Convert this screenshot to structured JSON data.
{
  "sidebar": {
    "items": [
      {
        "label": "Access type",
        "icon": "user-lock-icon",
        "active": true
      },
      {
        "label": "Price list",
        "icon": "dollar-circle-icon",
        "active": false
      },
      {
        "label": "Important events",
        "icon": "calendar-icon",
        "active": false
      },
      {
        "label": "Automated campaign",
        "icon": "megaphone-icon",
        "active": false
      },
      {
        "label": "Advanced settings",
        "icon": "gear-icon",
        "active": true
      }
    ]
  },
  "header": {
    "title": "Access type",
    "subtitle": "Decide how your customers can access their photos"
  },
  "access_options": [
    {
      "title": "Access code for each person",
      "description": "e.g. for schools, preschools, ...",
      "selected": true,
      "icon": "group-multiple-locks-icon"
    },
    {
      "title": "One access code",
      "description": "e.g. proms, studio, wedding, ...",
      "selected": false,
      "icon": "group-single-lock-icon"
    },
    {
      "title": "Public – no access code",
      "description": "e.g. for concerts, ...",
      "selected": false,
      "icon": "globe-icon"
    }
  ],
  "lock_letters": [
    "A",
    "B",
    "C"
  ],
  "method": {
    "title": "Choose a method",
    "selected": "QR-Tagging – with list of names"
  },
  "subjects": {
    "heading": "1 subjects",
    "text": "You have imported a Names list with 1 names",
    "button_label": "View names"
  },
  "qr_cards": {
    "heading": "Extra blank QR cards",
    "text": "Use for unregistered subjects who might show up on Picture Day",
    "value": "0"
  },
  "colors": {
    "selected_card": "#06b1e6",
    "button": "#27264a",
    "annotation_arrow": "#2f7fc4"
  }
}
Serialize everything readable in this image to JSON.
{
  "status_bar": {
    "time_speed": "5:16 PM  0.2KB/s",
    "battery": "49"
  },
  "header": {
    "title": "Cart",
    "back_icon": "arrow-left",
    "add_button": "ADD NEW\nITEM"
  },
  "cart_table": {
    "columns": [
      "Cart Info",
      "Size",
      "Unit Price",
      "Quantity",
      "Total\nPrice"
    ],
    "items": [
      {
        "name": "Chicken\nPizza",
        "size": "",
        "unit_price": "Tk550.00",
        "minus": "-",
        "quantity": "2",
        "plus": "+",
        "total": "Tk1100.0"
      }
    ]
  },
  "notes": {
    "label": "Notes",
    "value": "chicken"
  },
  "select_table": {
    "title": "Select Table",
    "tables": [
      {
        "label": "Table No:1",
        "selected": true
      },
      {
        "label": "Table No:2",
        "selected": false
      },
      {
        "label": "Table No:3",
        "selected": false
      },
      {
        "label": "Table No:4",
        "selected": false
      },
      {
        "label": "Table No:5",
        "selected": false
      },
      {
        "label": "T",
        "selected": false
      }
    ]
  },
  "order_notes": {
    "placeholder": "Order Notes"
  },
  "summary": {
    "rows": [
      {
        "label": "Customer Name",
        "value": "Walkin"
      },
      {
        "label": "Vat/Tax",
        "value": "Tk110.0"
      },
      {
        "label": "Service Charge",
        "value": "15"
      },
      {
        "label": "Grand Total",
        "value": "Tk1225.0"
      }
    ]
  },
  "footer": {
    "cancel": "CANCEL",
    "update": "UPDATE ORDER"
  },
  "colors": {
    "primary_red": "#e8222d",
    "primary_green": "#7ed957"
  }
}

__________________________________________________

## EXERCISE AIM:
Write down the full listing again, exactly.

## PROBLEM SOLUTION:
Convert this screenshot to structured JSON data.
{
  "sidebar": {
    "items": [
      {
        "label": "Access type",
        "icon": "user-lock-icon",
        "active": true
      },
      {
        "label": "Price list",
        "icon": "dollar-circle-icon",
        "active": false
      },
      {
        "label": "Important events",
        "icon": "calendar-icon",
        "active": false
      },
      {
        "label": "Automated campaign",
        "icon": "megaphone-icon",
        "active": false
      },
      {
        "label": "Advanced settings",
        "icon": "gear-icon",
        "active": true
      }
    ]
  },
  "header": {
    "title": "Access type",
    "subtitle": "Decide how your customers can access their photos"
  },
  "access_options": [
    {
      "title": "Access code for each person",
      "description": "e.g. for schools, preschools, ...",
      "selected": true,
      "icon": "group-multiple-locks-icon"
    },
    {
      "title": "One access code",
      "description": "e.g. proms, studio, wedding, ...",
      "selected": false,
      "icon": "group-single-lock-icon"
    },
    {
      "title": "Public – no access code",
      "description": "e.g. for concerts, ...",
      "selected": false,
      "icon": "globe-icon"
    }
  ],
  "lock_letters": [
    "A",
    "B",
    "C"
  ],
  "method": {
    "title": "Choose a method",
    "selected": "QR-Tagging – with list of names"
  },
  "subjects": {
    "heading": "1 subjects",
    "text": "You have imported a Names list with 1 names",
    "button_label": "View names"
  },
  "qr_cards": {
    "heading": "Extra blank QR cards",
    "text": "Use for unregistered subjects who might show up on Picture Day",
    "value": "0"
  },
  "colors": {
    "selected_card": "#06b1e6",
    "button": "#27264a",
    "annotation_arrow": "#2f7fc4"
  }
}
Serialize everything readable in this image to JSON.
{
  "status_bar": {
    "time_speed": "5:16 PM  0.2KB/s",
    "battery": "49"
  },
  "header": {
    "title": "Cart",
    "back_icon": "arrow-left",
    "add_button": "ADD NEW\nITEM"
  },
  "cart_table": {
    "columns": [
      "Cart Info",
      "Size",
      "Unit Price",
      "Quantity",
      "Total\nPrice"
    ],
    "items": [
      {
        "name": "Chicken\nPizza",
        "size": "",
        "unit_price": "Tk550.00",
        "minus": "-",
        "quantity": "2",
        "plus": "+",
        "total": "Tk1100.0"
      }
    ]
  },
  "notes": {
    "label": "Notes",
    "value": "chicken"
  },
  "select_table": {
    "title": "Select Table",
    "tables": [
      {
        "label": "Table No:1",
        "selected": true
      },
      {
        "label": "Table No:2",
        "selected": false
      },
      {
        "label": "Table No:3",
        "selected": false
      },
      {
        "label": "Table No:4",
        "selected": false
      },
      {
        "label": "Table No:5",
        "selected": false
      },
      {
        "label": "T",
        "selected": false
      }
    ]
  },
  "order_notes": {
    "placeholder": "Order Notes"
  },
  "summary": {
    "rows": [
      {
        "label": "Customer Name",
        "value": "Walkin"
      },
      {
        "label": "Vat/Tax",
        "value": "Tk110.0"
      },
      {
        "label": "Service Charge",
        "value": "15"
      },
      {
        "label": "Grand Total",
        "value": "Tk1225.0"
      }
    ]
  },
  "footer": {
    "cancel": "CANCEL",
    "update": "UPDATE ORDER"
  },
  "colors": {
    "primary_red": "#e8222d",
    "primary_green": "#7ed957"
  }
}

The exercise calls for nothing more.